Stored entries
** begin **
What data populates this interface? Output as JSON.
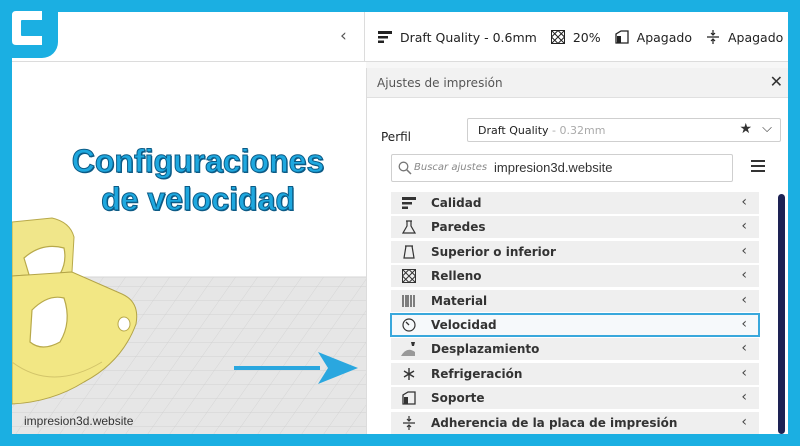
{
  "topbar": {
    "quality": "Draft Quality - 0.6mm",
    "infill": "20%",
    "support": "Apagado",
    "adhesion": "Apagado",
    "collapse_icon": "chevron-left-icon"
  },
  "viewport": {
    "headline_line1": "Configuraciones",
    "headline_line2": "de velocidad",
    "watermark": "impresion3d.website",
    "model_color": "#f0e68a",
    "arrow_color": "#2aa7df"
  },
  "panel": {
    "title": "Ajustes de impresión",
    "close": "✕",
    "profile_label": "Perfil",
    "profile_value": "Draft Quality",
    "profile_detail": "- 0.32mm",
    "search_placeholder": "Buscar ajustes",
    "search_overlay": "impresion3d.website",
    "categories": [
      {
        "label": "Calidad",
        "icon": "quality-icon"
      },
      {
        "label": "Paredes",
        "icon": "walls-icon"
      },
      {
        "label": "Superior o inferior",
        "icon": "top-bottom-icon"
      },
      {
        "label": "Relleno",
        "icon": "infill-icon"
      },
      {
        "label": "Material",
        "icon": "material-icon"
      },
      {
        "label": "Velocidad",
        "icon": "speed-icon",
        "active": true
      },
      {
        "label": "Desplazamiento",
        "icon": "travel-icon"
      },
      {
        "label": "Refrigeración",
        "icon": "cooling-icon"
      },
      {
        "label": "Soporte",
        "icon": "support-icon"
      },
      {
        "label": "Adherencia de la placa de impresión",
        "icon": "adhesion-icon"
      }
    ]
  },
  "colors": {
    "accent": "#1bafe2",
    "active_outline": "#39a8dc",
    "scrollbar": "#1d2254"
  }
}
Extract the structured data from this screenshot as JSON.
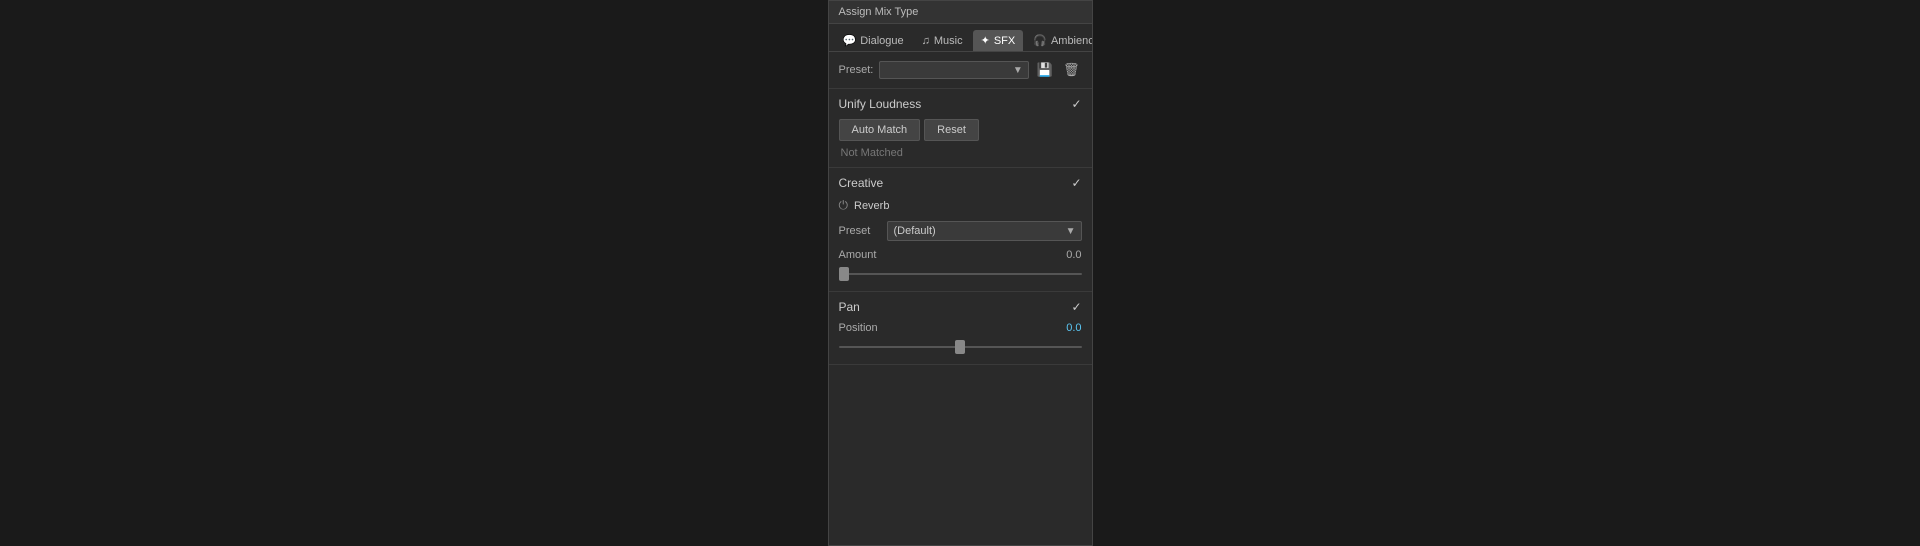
{
  "panel": {
    "title": "Assign Mix Type",
    "tabs": [
      {
        "id": "dialogue",
        "label": "Dialogue",
        "icon": "💬",
        "active": false
      },
      {
        "id": "music",
        "label": "Music",
        "icon": "🎵",
        "active": false
      },
      {
        "id": "sfx",
        "label": "SFX",
        "icon": "✦",
        "active": true
      },
      {
        "id": "ambience",
        "label": "Ambience",
        "icon": "🎧",
        "active": false
      }
    ],
    "preset": {
      "label": "Preset:",
      "value": "",
      "placeholder": ""
    },
    "sections": {
      "unify_loudness": {
        "title": "Unify Loudness",
        "checked": true,
        "auto_match_label": "Auto Match",
        "reset_label": "Reset",
        "status": "Not Matched"
      },
      "creative": {
        "title": "Creative",
        "checked": true,
        "reverb_label": "Reverb",
        "preset_label": "Preset",
        "preset_value": "(Default)",
        "amount_label": "Amount",
        "amount_value": "0.0"
      },
      "pan": {
        "title": "Pan",
        "checked": true,
        "position_label": "Position",
        "position_value": "0.0"
      }
    }
  }
}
** end **
__Exercise description__
What is the number of lines in the data that hold the string "Draft"? Answer with the number only.

__Solution for this exercise__
2